Without pictures, repeat exactly the lines from the one containing "Read all visible content and emit it as JSON." through the end of the entries.

+---+

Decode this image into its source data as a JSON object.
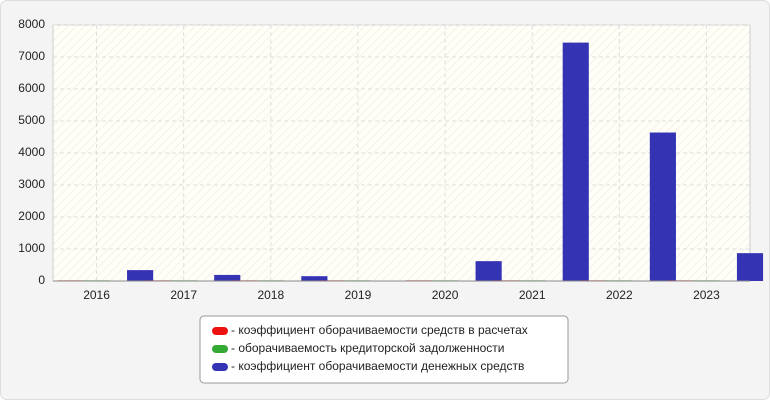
{
  "chart_data": {
    "type": "bar",
    "categories": [
      "2016",
      "2017",
      "2018",
      "2019",
      "2020",
      "2021",
      "2022",
      "2023"
    ],
    "series": [
      {
        "name": "- коэффициент оборачиваемости средств в расчетах",
        "color": "#ee1111",
        "values": [
          20,
          20,
          20,
          20,
          20,
          20,
          20,
          20
        ]
      },
      {
        "name": "- оборачиваемость кредиторской задолженности",
        "color": "#33aa33",
        "values": [
          20,
          20,
          20,
          20,
          20,
          20,
          20,
          20
        ]
      },
      {
        "name": "- коэффициент оборачиваемости денежных средств",
        "color": "#3333b3",
        "values": [
          340,
          190,
          150,
          0,
          620,
          7450,
          4640,
          870
        ]
      }
    ],
    "ylim": [
      0,
      8000
    ],
    "yticks": [
      0,
      1000,
      2000,
      3000,
      4000,
      5000,
      6000,
      7000,
      8000
    ],
    "grid": true
  }
}
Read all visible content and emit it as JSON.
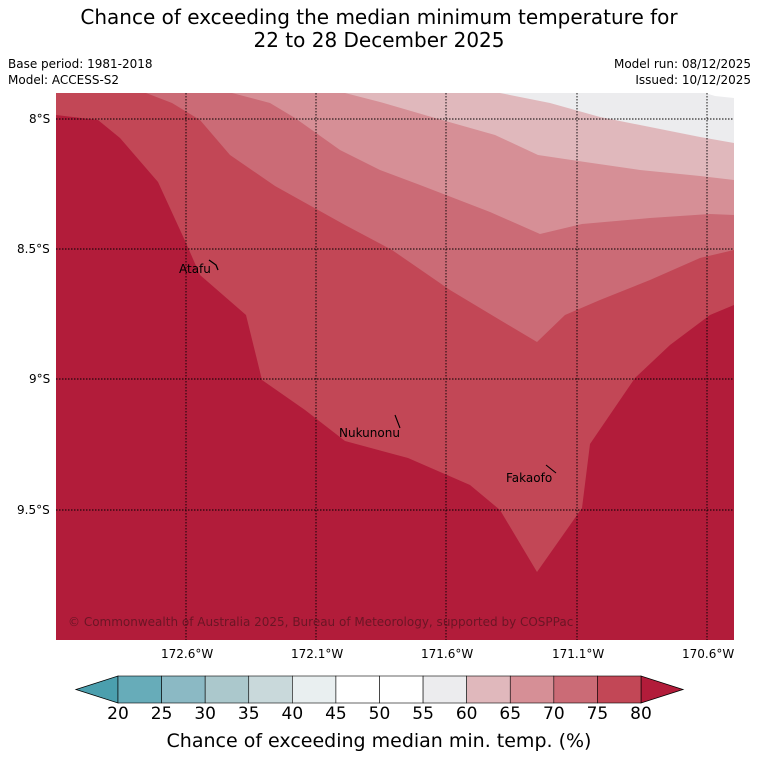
{
  "header": {
    "title_line1": "Chance of exceeding the median minimum temperature for",
    "title_line2": "22 to 28 December 2025",
    "base_period": "Base period: 1981-2018",
    "model": "Model: ACCESS-S2",
    "model_run": "Model run: 08/12/2025",
    "issued": "Issued: 10/12/2025"
  },
  "map": {
    "lat_labels": [
      "8°S",
      "8.5°S",
      "9°S",
      "9.5°S"
    ],
    "lon_labels": [
      "172.6°W",
      "172.1°W",
      "171.6°W",
      "171.1°W",
      "170.6°W"
    ],
    "places": [
      "Atafu",
      "Nukunonu",
      "Fakaofo"
    ],
    "copyright": "© Commonwealth of Australia 2025, Bureau of Meteorology, supported by COSPPac",
    "zone_colors": {
      "80_plus": "#b21c3a",
      "75_80": "#c24756",
      "70_75": "#cb6b76",
      "65_70": "#d68f96",
      "60_65": "#e0b8bc",
      "55_60": "#ececee"
    }
  },
  "colorbar": {
    "tick_labels": [
      "20",
      "25",
      "30",
      "35",
      "40",
      "45",
      "50",
      "55",
      "60",
      "65",
      "70",
      "75",
      "80"
    ],
    "colors": [
      "#67acb9",
      "#8bb9c4",
      "#abc8cc",
      "#c9d9db",
      "#e9eff0",
      "#ffffff",
      "#ffffff",
      "#ececee",
      "#e0b8bc",
      "#d68f96",
      "#cb6b76",
      "#c24756"
    ],
    "low_extend_color": "#4b9fae",
    "high_extend_color": "#b21c3a",
    "title": "Chance of exceeding median min. temp. (%)"
  }
}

+---+

> [Full response]:
Read all visible content and emit it as JSON.
{
  "header": {
    "title_line1": "Chance of exceeding the median minimum temperature for",
    "title_line2": "22 to 28 December 2025",
    "base_period": "Base period: 1981-2018",
    "model": "Model: ACCESS-S2",
    "model_run": "Model run: 08/12/2025",
    "issued": "Issued: 10/12/2025"
  },
  "map": {
    "lat_labels": [
      "8°S",
      "8.5°S",
      "9°S",
      "9.5°S"
    ],
    "lon_labels": [
      "172.6°W",
      "172.1°W",
      "171.6°W",
      "171.1°W",
      "170.6°W"
    ],
    "places": [
      "Atafu",
      "Nukunonu",
      "Fakaofo"
    ],
    "copyright": "© Commonwealth of Australia 2025, Bureau of Meteorology, supported by COSPPac",
    "zone_colors": {
      "80_plus": "#b21c3a",
      "75_80": "#c24756",
      "70_75": "#cb6b76",
      "65_70": "#d68f96",
      "60_65": "#e0b8bc",
      "55_60": "#ececee"
    }
  },
  "colorbar": {
    "tick_labels": [
      "20",
      "25",
      "30",
      "35",
      "40",
      "45",
      "50",
      "55",
      "60",
      "65",
      "70",
      "75",
      "80"
    ],
    "colors": [
      "#67acb9",
      "#8bb9c4",
      "#abc8cc",
      "#c9d9db",
      "#e9eff0",
      "#ffffff",
      "#ffffff",
      "#ececee",
      "#e0b8bc",
      "#d68f96",
      "#cb6b76",
      "#c24756"
    ],
    "low_extend_color": "#4b9fae",
    "high_extend_color": "#b21c3a",
    "title": "Chance of exceeding median min. temp. (%)"
  }
}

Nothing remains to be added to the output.